> GIVEN REQUEST
Copy the data word for word, keeping every line.

> RECORDS FOR PROCESSING
☆ ☆ ☆
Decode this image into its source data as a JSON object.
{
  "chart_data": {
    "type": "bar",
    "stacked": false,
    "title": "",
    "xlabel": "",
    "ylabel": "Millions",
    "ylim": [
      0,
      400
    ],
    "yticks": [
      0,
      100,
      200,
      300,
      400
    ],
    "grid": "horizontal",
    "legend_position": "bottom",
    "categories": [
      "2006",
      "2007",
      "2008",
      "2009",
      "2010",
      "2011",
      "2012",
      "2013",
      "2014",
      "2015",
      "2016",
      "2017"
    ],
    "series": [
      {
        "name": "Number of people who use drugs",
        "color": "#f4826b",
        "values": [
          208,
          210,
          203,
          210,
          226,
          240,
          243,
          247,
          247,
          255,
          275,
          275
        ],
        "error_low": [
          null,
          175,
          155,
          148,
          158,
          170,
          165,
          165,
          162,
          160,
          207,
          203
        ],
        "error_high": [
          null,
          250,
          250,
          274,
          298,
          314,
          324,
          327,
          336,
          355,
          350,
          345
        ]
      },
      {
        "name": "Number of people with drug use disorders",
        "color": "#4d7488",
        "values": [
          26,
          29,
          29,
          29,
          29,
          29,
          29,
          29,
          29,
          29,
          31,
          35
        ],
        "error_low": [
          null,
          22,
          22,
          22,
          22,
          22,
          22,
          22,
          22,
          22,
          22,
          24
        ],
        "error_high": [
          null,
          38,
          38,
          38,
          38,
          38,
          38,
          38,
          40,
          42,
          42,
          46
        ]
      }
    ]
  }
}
☆ ☆ ☆
> TASK RESULT
Decode this image into its source data as a JSON object.
{
  "chart_data": {
    "type": "bar",
    "stacked": false,
    "title": "",
    "xlabel": "",
    "ylabel": "Millions",
    "ylim": [
      0,
      400
    ],
    "yticks": [
      0,
      100,
      200,
      300,
      400
    ],
    "grid": "horizontal",
    "legend_position": "bottom",
    "categories": [
      "2006",
      "2007",
      "2008",
      "2009",
      "2010",
      "2011",
      "2012",
      "2013",
      "2014",
      "2015",
      "2016",
      "2017"
    ],
    "series": [
      {
        "name": "Number of people who use drugs",
        "color": "#f4826b",
        "values": [
          208,
          210,
          203,
          210,
          226,
          240,
          243,
          247,
          247,
          255,
          275,
          275
        ],
        "error_low": [
          null,
          175,
          155,
          148,
          158,
          170,
          165,
          165,
          162,
          160,
          207,
          203
        ],
        "error_high": [
          null,
          250,
          250,
          274,
          298,
          314,
          324,
          327,
          336,
          355,
          350,
          345
        ]
      },
      {
        "name": "Number of people with drug use disorders",
        "color": "#4d7488",
        "values": [
          26,
          29,
          29,
          29,
          29,
          29,
          29,
          29,
          29,
          29,
          31,
          35
        ],
        "error_low": [
          null,
          22,
          22,
          22,
          22,
          22,
          22,
          22,
          22,
          22,
          22,
          24
        ],
        "error_high": [
          null,
          38,
          38,
          38,
          38,
          38,
          38,
          38,
          40,
          42,
          42,
          46
        ]
      }
    ]
  }
}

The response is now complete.